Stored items
****
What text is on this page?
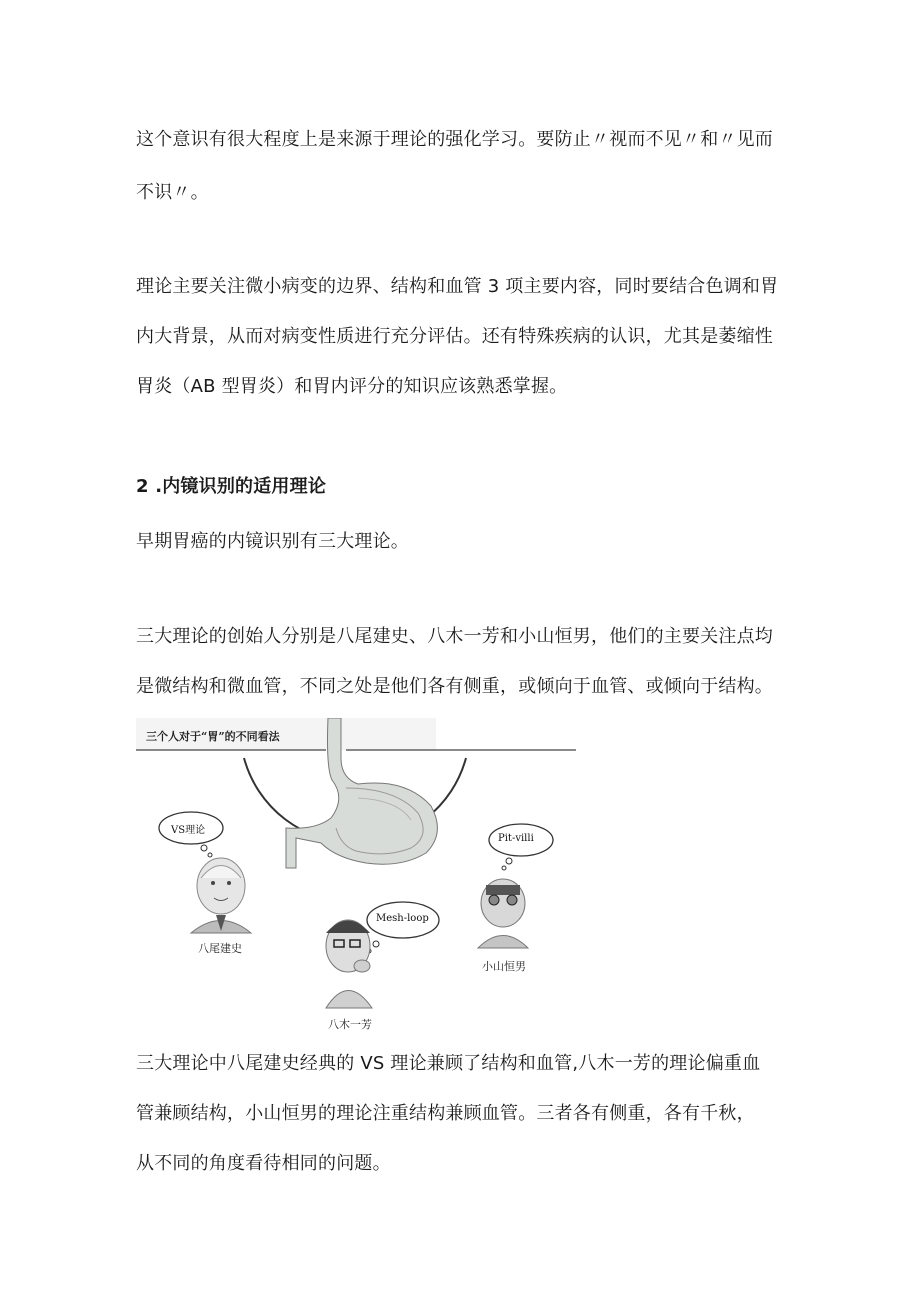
这个意识有很大程度上是来源于理论的强化学习。要防止〃视而不见〃和〃见而

不识〃。

理论主要关注微小病变的边界、结构和血管 3 项主要内容，同时要结合色调和胃

内大背景，从而对病变性质进行充分评估。还有特殊疾病的认识，尤其是萎缩性

胃炎（AB 型胃炎）和胃内评分的知识应该熟悉掌握。

2 .内镜识别的适用理论

早期胃癌的内镜识别有三大理论。

三大理论的创始人分别是八尾建史、八木一芳和小山恒男，他们的主要关注点均

是微结构和微血管，不同之处是他们各有侧重，或倾向于血管、或倾向于结构。

三个人对于“胃”的不同看法
VS理论
Mesh-loop
Pit-villi
八尾建史
八木一芳
小山恒男

三大理论中八尾建史经典的 VS 理论兼顾了结构和血管,八木一芳的理论偏重血

管兼顾结构，小山恒男的理论注重结构兼顾血管。三者各有侧重，各有千秋，

从不同的角度看待相同的问题。
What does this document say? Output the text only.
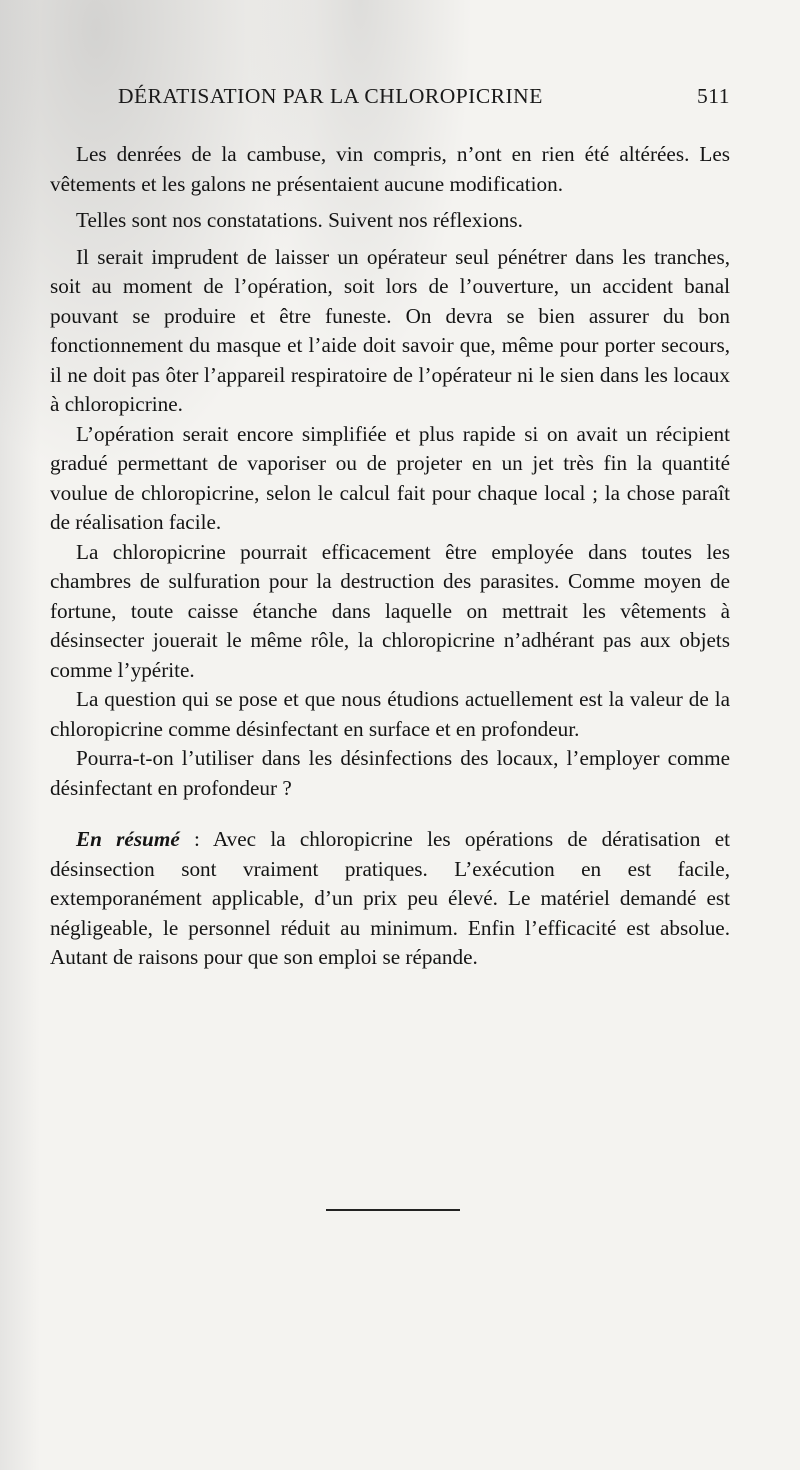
DÉRATISATION PAR LA CHLOROPICRINE	511

Les denrées de la cambuse, vin compris, n’ont en rien été altérées. Les vêtements et les galons ne présentaient aucune modification.

Telles sont nos constatations. Suivent nos réflexions.

Il serait imprudent de laisser un opérateur seul pénétrer dans les tranches, soit au moment de l’opération, soit lors de l’ouverture, un accident banal pouvant se produire et être funeste. On devra se bien assurer du bon fonctionnement du masque et l’aide doit savoir que, même pour porter secours, il ne doit pas ôter l’appareil respiratoire de l’opérateur ni le sien dans les locaux à chloropicrine.

L’opération serait encore simplifiée et plus rapide si on avait un récipient gradué permettant de vaporiser ou de projeter en un jet très fin la quantité voulue de chloropicrine, selon le calcul fait pour chaque local ; la chose paraît de réalisation facile.

La chloropicrine pourrait efficacement être employée dans toutes les chambres de sulfuration pour la destruction des parasites. Comme moyen de fortune, toute caisse étanche dans laquelle on mettrait les vêtements à désinsecter jouerait le même rôle, la chloropicrine n’adhérant pas aux objets comme l’ypérite.

La question qui se pose et que nous étudions actuellement est la valeur de la chloropicrine comme désinfectant en surface et en profondeur.

Pourra-t-on l’utiliser dans les désinfections des locaux, l’employer comme désinfectant en profondeur ?

En résumé : Avec la chloropicrine les opérations de dératisation et désinsection sont vraiment pratiques. L’exécution en est facile, extemporanément applicable, d’un prix peu élevé. Le matériel demandé est négligeable, le personnel réduit au minimum. Enfin l’efficacité est absolue. Autant de raisons pour que son emploi se répande.
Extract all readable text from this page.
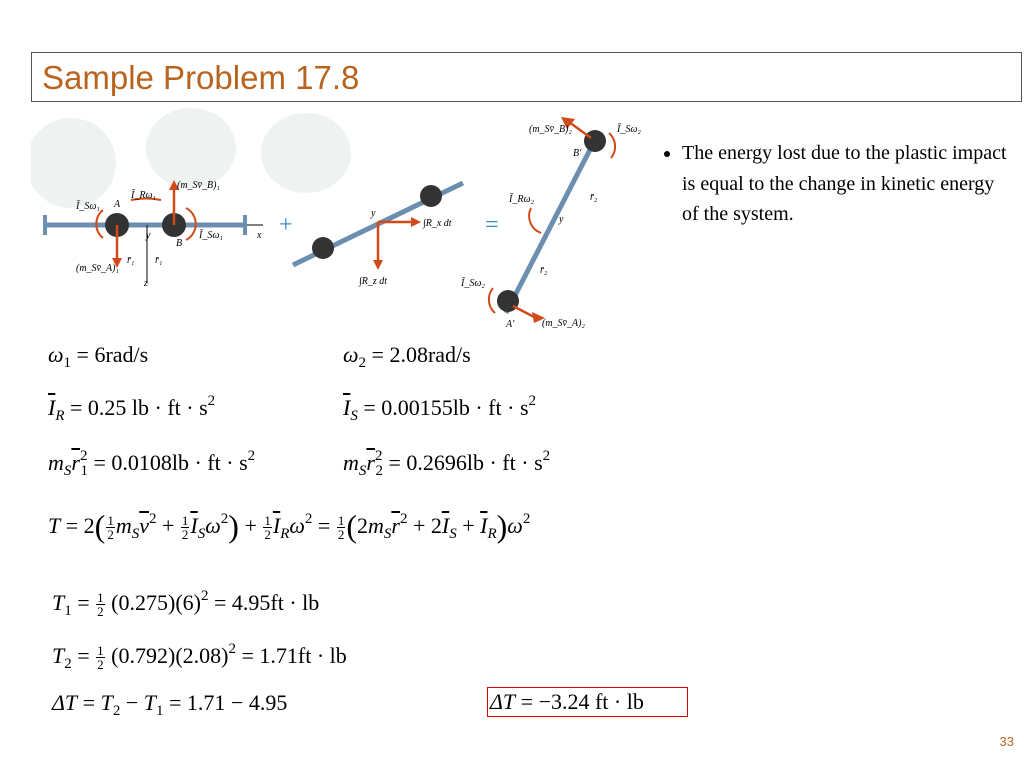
Sample Problem 17.8
Ī_Sω₁
Ī_Rω₁
(m_Sv̄_B)₁
(m_Sv̄_A)₁
Ī_Sω₁
A
B
y	x
z
r̄₁ r̄₁
+	y
∫R_x dt
∫R_z dt
=
(m_Sv̄_B)₂	Ī_Sω₂
B′
Ī_Rω₂
y
Ī_Sω₂
A′	(m_Sv̄_A)₂
r̄₂
r̄₂
• The energy lost due to the plastic impact is equal to the change in kinetic energy of the system.
$\omega_1 = 6rad/s$	$\omega_2 = 2.08rad/s$
$\overline{I}_R = 0.25$ lb · ft · $s^2$	$\overline{I}_S = 0.00155lb$ · ft · $s^2$
$m_S\overline{r}^2_1 = 0.0108lb$ · ft · $s^2$	$m_S\overline{r}^2_2 = 0.2696lb$ · ft · $s^2$
$T = 2( \frac{1}{2} m_S\overline{v}^2 + \frac{1}{2} \overline{I}_S\omega^2) + \frac{1}{2} \overline{I}_R\omega^2 = \frac{1}{2} (2m_S\overline{r}^2 + 2\overline{I}_S + \overline{I}_R)\omega^2$
$T_1 = \frac{1}{2} (0.275)(6)^2 = 4.95ft$ · lb
$T_2 = \frac{1}{2} (0.792)(2.08)^2 = 1.71ft$ · lb
$\Delta T = T_2 - T_1 = 1.71 - 4.95$	ΔT = −3.24 ft · lb
33
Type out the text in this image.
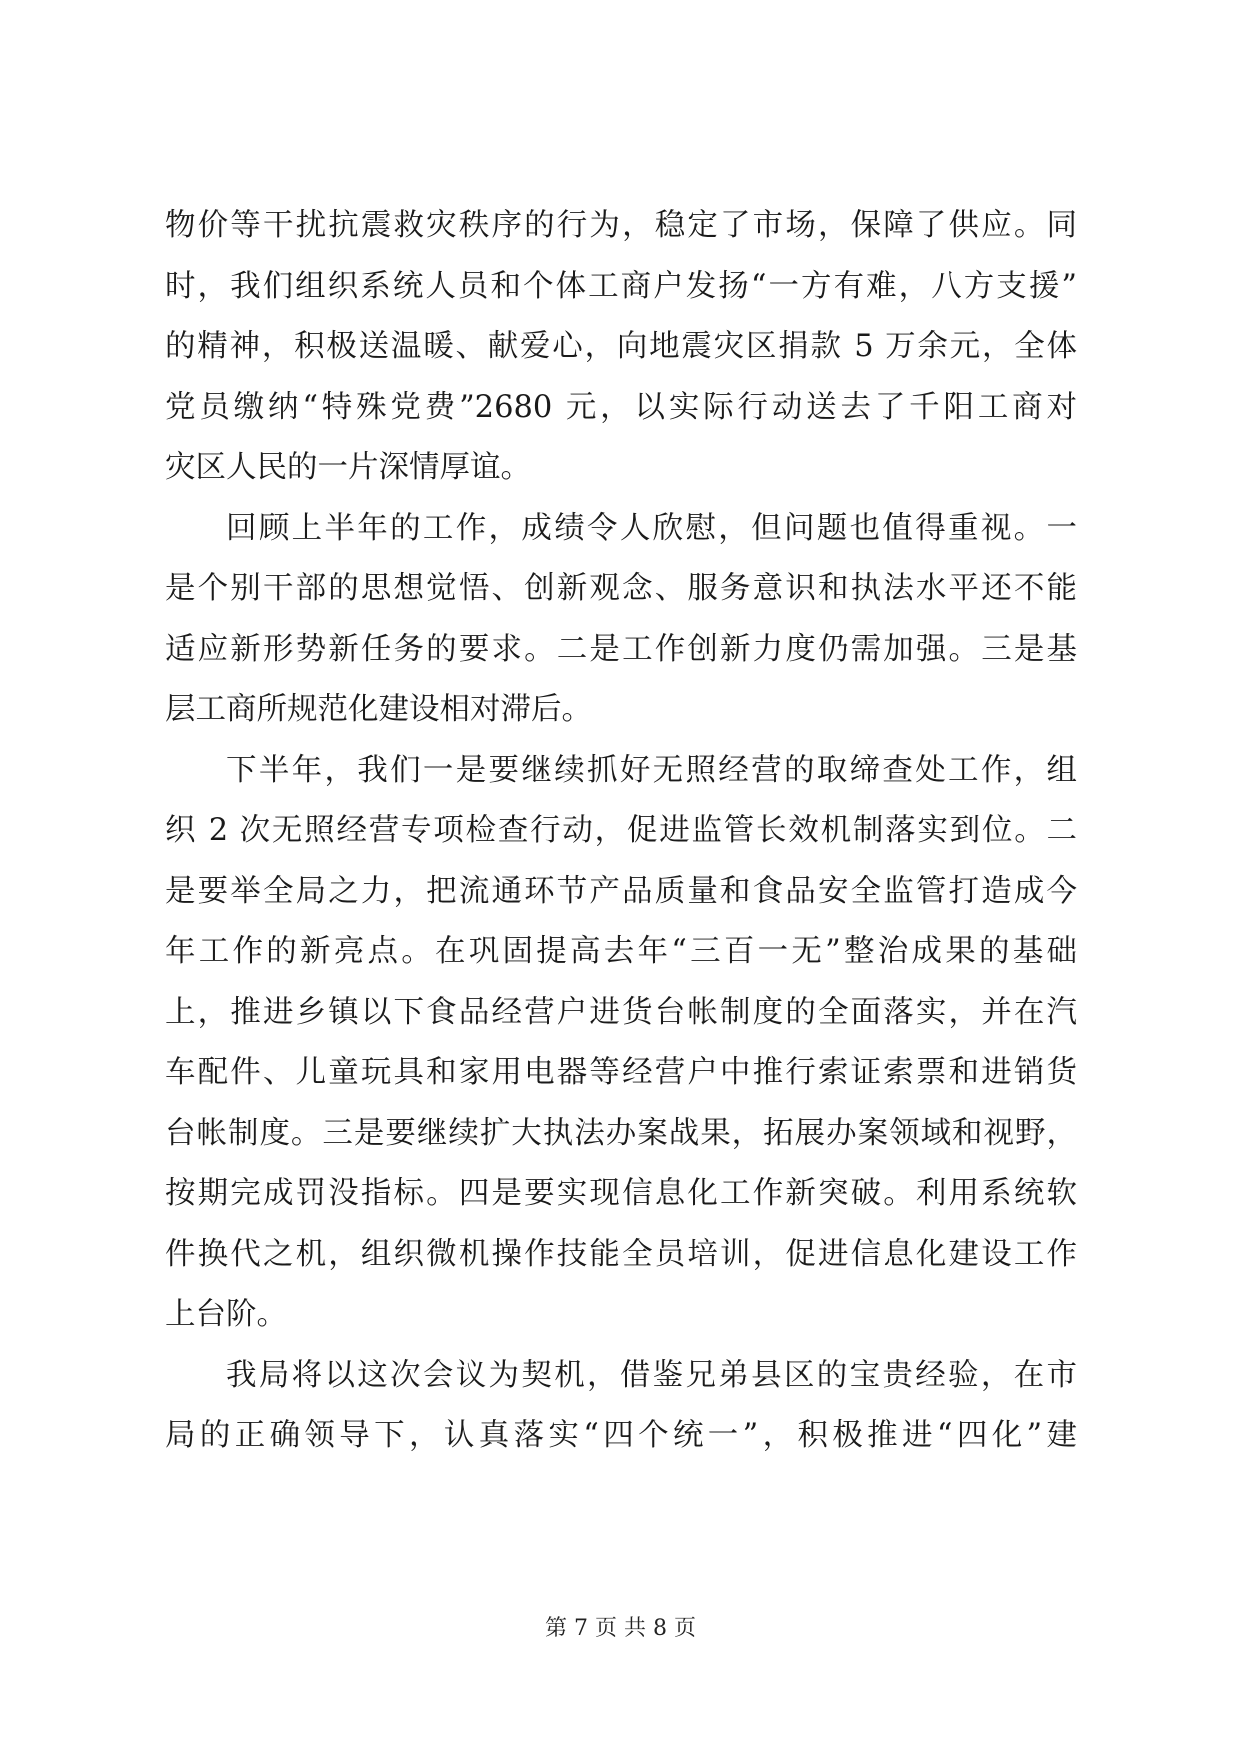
物价等干扰抗震救灾秩序的行为，稳定了市场，保障了供应。同
时，我们组织系统人员和个体工商户发扬“一方有难，八方支援”
的精神，积极送温暖、献爱心，向地震灾区捐款 5 万余元，全体
党员缴纳“特殊党费”2680 元，以实际行动送去了千阳工商对
灾区人民的一片深情厚谊。
回顾上半年的工作，成绩令人欣慰，但问题也值得重视。一
是个别干部的思想觉悟、创新观念、服务意识和执法水平还不能
适应新形势新任务的要求。二是工作创新力度仍需加强。三是基
层工商所规范化建设相对滞后。
下半年，我们一是要继续抓好无照经营的取缔查处工作，组
织 2 次无照经营专项检查行动，促进监管长效机制落实到位。二
是要举全局之力，把流通环节产品质量和食品安全监管打造成今
年工作的新亮点。在巩固提高去年“三百一无”整治成果的基础
上，推进乡镇以下食品经营户进货台帐制度的全面落实，并在汽
车配件、儿童玩具和家用电器等经营户中推行索证索票和进销货
台帐制度。三是要继续扩大执法办案战果，拓展办案领域和视野，
按期完成罚没指标。四是要实现信息化工作新突破。利用系统软
件换代之机，组织微机操作技能全员培训，促进信息化建设工作
上台阶。
我局将以这次会议为契机，借鉴兄弟县区的宝贵经验，在市
局的正确领导下，认真落实“四个统一”，积极推进“四化”建
第 7 页 共 8 页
****
Work to be completed
Tally the lines of the records holding the word "désinfectant", then state only the tally.

Solution
2